**REQUIRED TASK:** Transcribe the listing word for word.

**MATERIALS PROVIDED:**
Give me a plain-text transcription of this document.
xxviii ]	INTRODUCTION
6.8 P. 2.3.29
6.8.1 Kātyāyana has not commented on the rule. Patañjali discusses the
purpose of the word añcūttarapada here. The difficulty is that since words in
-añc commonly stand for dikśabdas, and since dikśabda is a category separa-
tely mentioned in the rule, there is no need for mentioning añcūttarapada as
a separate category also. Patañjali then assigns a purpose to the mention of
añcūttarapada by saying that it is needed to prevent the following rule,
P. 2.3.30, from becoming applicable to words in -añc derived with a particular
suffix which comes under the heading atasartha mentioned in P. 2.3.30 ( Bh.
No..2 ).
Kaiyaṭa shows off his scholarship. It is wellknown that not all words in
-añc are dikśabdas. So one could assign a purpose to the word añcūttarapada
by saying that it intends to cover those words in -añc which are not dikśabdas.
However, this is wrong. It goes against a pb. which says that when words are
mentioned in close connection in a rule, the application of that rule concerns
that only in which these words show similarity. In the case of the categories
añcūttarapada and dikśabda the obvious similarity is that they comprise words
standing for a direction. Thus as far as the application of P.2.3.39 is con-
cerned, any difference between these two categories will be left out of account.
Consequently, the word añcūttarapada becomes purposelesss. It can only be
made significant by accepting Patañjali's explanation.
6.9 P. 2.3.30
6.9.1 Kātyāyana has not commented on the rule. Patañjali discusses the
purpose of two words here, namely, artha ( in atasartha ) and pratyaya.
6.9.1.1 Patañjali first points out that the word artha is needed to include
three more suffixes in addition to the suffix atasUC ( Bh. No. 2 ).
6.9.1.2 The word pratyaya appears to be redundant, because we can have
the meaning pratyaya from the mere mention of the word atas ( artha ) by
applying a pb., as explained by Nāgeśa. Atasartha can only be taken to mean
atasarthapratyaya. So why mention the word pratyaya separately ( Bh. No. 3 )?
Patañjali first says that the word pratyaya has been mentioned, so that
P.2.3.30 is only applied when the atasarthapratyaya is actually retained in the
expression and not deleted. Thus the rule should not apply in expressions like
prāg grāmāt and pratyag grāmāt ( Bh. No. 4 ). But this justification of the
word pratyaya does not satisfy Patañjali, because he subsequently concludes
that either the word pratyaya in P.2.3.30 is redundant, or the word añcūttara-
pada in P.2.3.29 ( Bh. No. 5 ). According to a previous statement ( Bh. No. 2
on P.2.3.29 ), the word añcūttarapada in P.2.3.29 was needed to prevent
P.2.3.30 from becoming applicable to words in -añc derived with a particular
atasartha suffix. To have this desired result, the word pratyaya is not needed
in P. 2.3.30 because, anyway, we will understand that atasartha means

**FULL RESPONSE:**
Give me a plain-text transcription of this document.
xxviii ]	INTRODUCTION
6.8 P. 2.3.29
6.8.1 Kātyāyana has not commented on the rule. Patañjali discusses the
purpose of the word añcūttarapada here. The difficulty is that since words in
-añc commonly stand for dikśabdas, and since dikśabda is a category separa-
tely mentioned in the rule, there is no need for mentioning añcūttarapada as
a separate category also. Patañjali then assigns a purpose to the mention of
añcūttarapada by saying that it is needed to prevent the following rule,
P. 2.3.30, from becoming applicable to words in -añc derived with a particular
suffix which comes under the heading atasartha mentioned in P. 2.3.30 ( Bh.
No..2 ).
Kaiyaṭa shows off his scholarship. It is wellknown that not all words in
-añc are dikśabdas. So one could assign a purpose to the word añcūttarapada
by saying that it intends to cover those words in -añc which are not dikśabdas.
However, this is wrong. It goes against a pb. which says that when words are
mentioned in close connection in a rule, the application of that rule concerns
that only in which these words show similarity. In the case of the categories
añcūttarapada and dikśabda the obvious similarity is that they comprise words
standing for a direction. Thus as far as the application of P.2.3.39 is con-
cerned, any difference between these two categories will be left out of account.
Consequently, the word añcūttarapada becomes purposelesss. It can only be
made significant by accepting Patañjali's explanation.
6.9 P. 2.3.30
6.9.1 Kātyāyana has not commented on the rule. Patañjali discusses the
purpose of two words here, namely, artha ( in atasartha ) and pratyaya.
6.9.1.1 Patañjali first points out that the word artha is needed to include
three more suffixes in addition to the suffix atasUC ( Bh. No. 2 ).
6.9.1.2 The word pratyaya appears to be redundant, because we can have
the meaning pratyaya from the mere mention of the word atas ( artha ) by
applying a pb., as explained by Nāgeśa. Atasartha can only be taken to mean
atasarthapratyaya. So why mention the word pratyaya separately ( Bh. No. 3 )?
Patañjali first says that the word pratyaya has been mentioned, so that
P.2.3.30 is only applied when the atasarthapratyaya is actually retained in the
expression and not deleted. Thus the rule should not apply in expressions like
prāg grāmāt and pratyag grāmāt ( Bh. No. 4 ). But this justification of the
word pratyaya does not satisfy Patañjali, because he subsequently concludes
that either the word pratyaya in P.2.3.30 is redundant, or the word añcūttara-
pada in P.2.3.29 ( Bh. No. 5 ). According to a previous statement ( Bh. No. 2
on P.2.3.29 ), the word añcūttarapada in P.2.3.29 was needed to prevent
P.2.3.30 from becoming applicable to words in -añc derived with a particular
atasartha suffix. To have this desired result, the word pratyaya is not needed
in P. 2.3.30 because, anyway, we will understand that atasartha means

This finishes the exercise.